**Problem statement**
Your answer should be a single number: the count of lines containing the string "title".

**Provided material**
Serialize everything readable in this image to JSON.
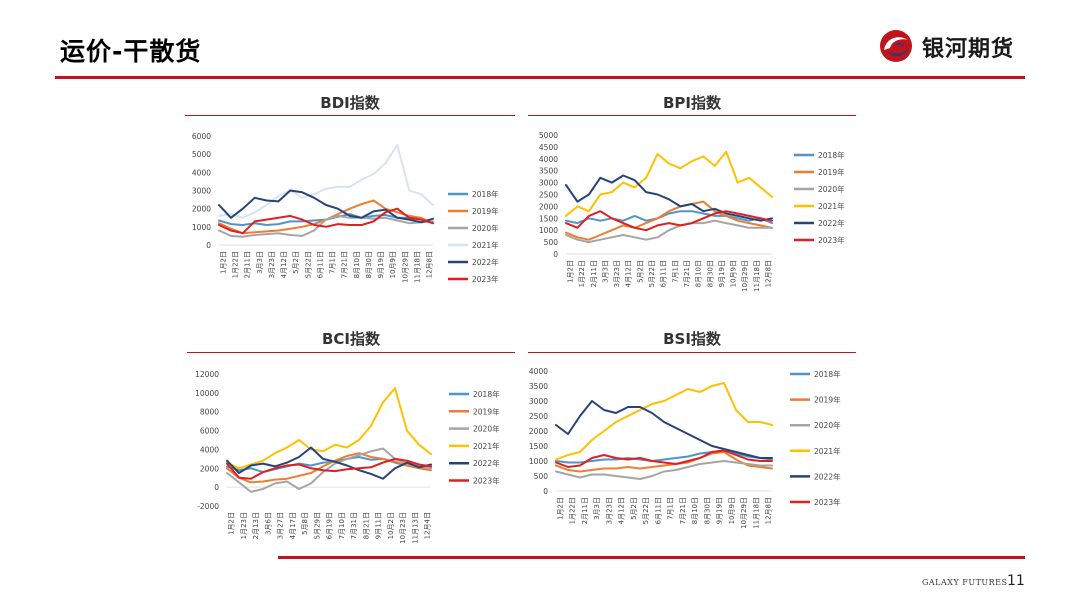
{
  "header": {
    "title": "运价-干散货"
  },
  "logo": {
    "name": "银河期货"
  },
  "footer": {
    "brand": "GALAXY FUTURES",
    "page": "11"
  },
  "colors": {
    "accent": "#c0141d",
    "s2018": "#4f94cd",
    "s2019": "#ed7d31",
    "s2020": "#a5a5a5",
    "s2021": "#ffc000",
    "s2022": "#264478",
    "s2023": "#e02020"
  },
  "chart_data": [
    {
      "id": "bdi",
      "type": "line",
      "title": "BDI指数",
      "yticks": [
        0,
        1000,
        2000,
        3000,
        4000,
        5000,
        6000
      ],
      "ylim": [
        0,
        6000
      ],
      "xticks": [
        "1月2日",
        "1月22日",
        "2月11日",
        "3月3日",
        "3月23日",
        "4月12日",
        "5月2日",
        "5月22日",
        "6月11日",
        "7月1日",
        "7月21日",
        "8月10日",
        "8月30日",
        "9月19日",
        "10月9日",
        "10月29日",
        "11月18日",
        "12月8日"
      ],
      "series": [
        {
          "name": "2018年",
          "color": "#4f94cd",
          "values": [
            1350,
            1150,
            1100,
            1200,
            1100,
            1150,
            1300,
            1300,
            1350,
            1400,
            1550,
            1700,
            1500,
            1600,
            1650,
            1500,
            1500,
            1400,
            1200
          ]
        },
        {
          "name": "2019年",
          "color": "#ed7d31",
          "values": [
            1200,
            900,
            650,
            700,
            750,
            800,
            900,
            1000,
            1150,
            1400,
            1700,
            2000,
            2250,
            2450,
            2000,
            1800,
            1600,
            1500,
            1200
          ]
        },
        {
          "name": "2020年",
          "color": "#a5a5a5",
          "values": [
            800,
            500,
            450,
            550,
            600,
            650,
            550,
            500,
            800,
            1400,
            1600,
            1500,
            1500,
            1450,
            1500,
            1350,
            1200,
            1250,
            1300
          ]
        },
        {
          "name": "2021年",
          "color": "#d6e4f2",
          "values": [
            1600,
            1700,
            1500,
            1800,
            2200,
            2700,
            3000,
            2600,
            2800,
            3100,
            3200,
            3200,
            3600,
            3900,
            4500,
            5500,
            3000,
            2800,
            2200
          ]
        },
        {
          "name": "2022年",
          "color": "#264478",
          "values": [
            2200,
            1500,
            2000,
            2600,
            2450,
            2400,
            3000,
            2900,
            2600,
            2200,
            2000,
            1600,
            1500,
            1850,
            1950,
            1500,
            1400,
            1250,
            1450
          ]
        },
        {
          "name": "2023年",
          "color": "#e02020",
          "values": [
            1100,
            800,
            650,
            1300,
            1400,
            1500,
            1600,
            1400,
            1100,
            1000,
            1150,
            1100,
            1100,
            1300,
            1800,
            2000,
            1500,
            1400,
            1200
          ]
        }
      ]
    },
    {
      "id": "bpi",
      "type": "line",
      "title": "BPI指数",
      "yticks": [
        0,
        500,
        1000,
        1500,
        2000,
        2500,
        3000,
        3500,
        4000,
        4500,
        5000
      ],
      "ylim": [
        0,
        5000
      ],
      "xticks": [
        "1月2日",
        "1月22日",
        "2月11日",
        "3月3日",
        "3月23日",
        "4月12日",
        "5月2日",
        "5月22日",
        "6月11日",
        "7月1日",
        "7月21日",
        "8月10日",
        "8月30日",
        "9月19日",
        "10月9日",
        "10月29日",
        "11月18日",
        "12月8日"
      ],
      "series": [
        {
          "name": "2018年",
          "color": "#4f94cd",
          "values": [
            1400,
            1300,
            1500,
            1400,
            1500,
            1400,
            1600,
            1400,
            1500,
            1700,
            1800,
            1800,
            1700,
            1600,
            1600,
            1500,
            1400,
            1500,
            1300
          ]
        },
        {
          "name": "2019年",
          "color": "#ed7d31",
          "values": [
            900,
            700,
            600,
            800,
            1000,
            1200,
            1100,
            1300,
            1500,
            1800,
            2000,
            2100,
            2200,
            1800,
            1600,
            1400,
            1300,
            1200,
            1100
          ]
        },
        {
          "name": "2020年",
          "color": "#a5a5a5",
          "values": [
            800,
            600,
            500,
            600,
            700,
            800,
            700,
            600,
            700,
            1000,
            1200,
            1300,
            1300,
            1400,
            1300,
            1200,
            1100,
            1100,
            1100
          ]
        },
        {
          "name": "2021年",
          "color": "#ffc000",
          "values": [
            1600,
            2000,
            1800,
            2500,
            2600,
            3000,
            2800,
            3200,
            4200,
            3800,
            3600,
            3900,
            4100,
            3700,
            4300,
            3000,
            3200,
            2800,
            2400
          ]
        },
        {
          "name": "2022年",
          "color": "#264478",
          "values": [
            2900,
            2200,
            2500,
            3200,
            3000,
            3300,
            3100,
            2600,
            2500,
            2300,
            2000,
            2100,
            1800,
            1900,
            1700,
            1600,
            1500,
            1400,
            1500
          ]
        },
        {
          "name": "2023年",
          "color": "#e02020",
          "values": [
            1300,
            1100,
            1600,
            1800,
            1500,
            1300,
            1100,
            1000,
            1200,
            1300,
            1200,
            1300,
            1500,
            1700,
            1800,
            1700,
            1600,
            1500,
            1400
          ]
        }
      ]
    },
    {
      "id": "bci",
      "type": "line",
      "title": "BCI指数",
      "yticks": [
        -2000,
        0,
        2000,
        4000,
        6000,
        8000,
        10000,
        12000
      ],
      "ylim": [
        -2000,
        12000
      ],
      "xticks": [
        "1月2日",
        "1月23日",
        "2月13日",
        "3月6日",
        "3月27日",
        "4月17日",
        "5月8日",
        "5月29日",
        "6月19日",
        "7月10日",
        "7月31日",
        "8月21日",
        "9月11日",
        "10月2日",
        "10月23日",
        "11月13日",
        "12月4日"
      ],
      "series": [
        {
          "name": "2018年",
          "color": "#4f94cd",
          "values": [
            2200,
            1800,
            2000,
            1600,
            1900,
            2200,
            2500,
            2300,
            2600,
            2700,
            3000,
            3200,
            2900,
            3000,
            2600,
            2300,
            2200,
            2100
          ]
        },
        {
          "name": "2019年",
          "color": "#ed7d31",
          "values": [
            2000,
            1000,
            500,
            600,
            800,
            900,
            1200,
            1500,
            2200,
            2800,
            3300,
            3600,
            3200,
            3000,
            2700,
            2300,
            2000,
            1800
          ]
        },
        {
          "name": "2020年",
          "color": "#a5a5a5",
          "values": [
            1500,
            500,
            -500,
            -200,
            400,
            600,
            -200,
            400,
            1600,
            2500,
            3000,
            3400,
            3800,
            4100,
            3000,
            2500,
            2200,
            2000
          ]
        },
        {
          "name": "2021年",
          "color": "#ffc000",
          "values": [
            2600,
            2000,
            2400,
            2800,
            3600,
            4200,
            5000,
            4000,
            3800,
            4500,
            4200,
            5000,
            6500,
            9000,
            10500,
            6000,
            4500,
            3500
          ]
        },
        {
          "name": "2022年",
          "color": "#264478",
          "values": [
            2800,
            1500,
            2300,
            2500,
            2200,
            2600,
            3200,
            4200,
            3000,
            2700,
            2300,
            1800,
            1400,
            900,
            2000,
            2600,
            2100,
            2400
          ]
        },
        {
          "name": "2023年",
          "color": "#e02020",
          "values": [
            2500,
            1000,
            900,
            1600,
            2000,
            2300,
            2400,
            2000,
            1800,
            1700,
            1900,
            2000,
            2100,
            2600,
            3000,
            2800,
            2400,
            2200
          ]
        }
      ]
    },
    {
      "id": "bsi",
      "type": "line",
      "title": "BSI指数",
      "yticks": [
        0,
        500,
        1000,
        1500,
        2000,
        2500,
        3000,
        3500,
        4000
      ],
      "ylim": [
        0,
        4000
      ],
      "xticks": [
        "1月2日",
        "1月22日",
        "2月11日",
        "3月3日",
        "3月23日",
        "4月12日",
        "5月2日",
        "5月22日",
        "6月11日",
        "7月1日",
        "7月21日",
        "8月10日",
        "8月30日",
        "9月19日",
        "10月9日",
        "10月29日",
        "11月18日",
        "12月8日"
      ],
      "series": [
        {
          "name": "2018年",
          "color": "#4f94cd",
          "values": [
            1000,
            950,
            950,
            1000,
            1050,
            1050,
            1100,
            1050,
            1000,
            1050,
            1100,
            1150,
            1250,
            1300,
            1350,
            1250,
            1150,
            1100,
            1050
          ]
        },
        {
          "name": "2019年",
          "color": "#ed7d31",
          "values": [
            850,
            700,
            650,
            700,
            750,
            750,
            800,
            750,
            800,
            850,
            900,
            950,
            1100,
            1250,
            1300,
            1050,
            850,
            800,
            750
          ]
        },
        {
          "name": "2020年",
          "color": "#a5a5a5",
          "values": [
            650,
            550,
            450,
            550,
            550,
            500,
            450,
            400,
            500,
            650,
            700,
            800,
            900,
            950,
            1000,
            950,
            900,
            850,
            850
          ]
        },
        {
          "name": "2021年",
          "color": "#ffc000",
          "values": [
            1050,
            1200,
            1300,
            1700,
            2000,
            2300,
            2500,
            2700,
            2900,
            3000,
            3200,
            3400,
            3300,
            3500,
            3600,
            2700,
            2300,
            2300,
            2200
          ]
        },
        {
          "name": "2022年",
          "color": "#264478",
          "values": [
            2200,
            1900,
            2500,
            3000,
            2700,
            2600,
            2800,
            2800,
            2600,
            2300,
            2100,
            1900,
            1700,
            1500,
            1400,
            1300,
            1200,
            1100,
            1100
          ]
        },
        {
          "name": "2023年",
          "color": "#e02020",
          "values": [
            950,
            800,
            850,
            1100,
            1200,
            1100,
            1050,
            1100,
            1000,
            950,
            900,
            1000,
            1100,
            1300,
            1350,
            1200,
            1050,
            1000,
            1000
          ]
        }
      ]
    }
  ]
}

**Final result**
5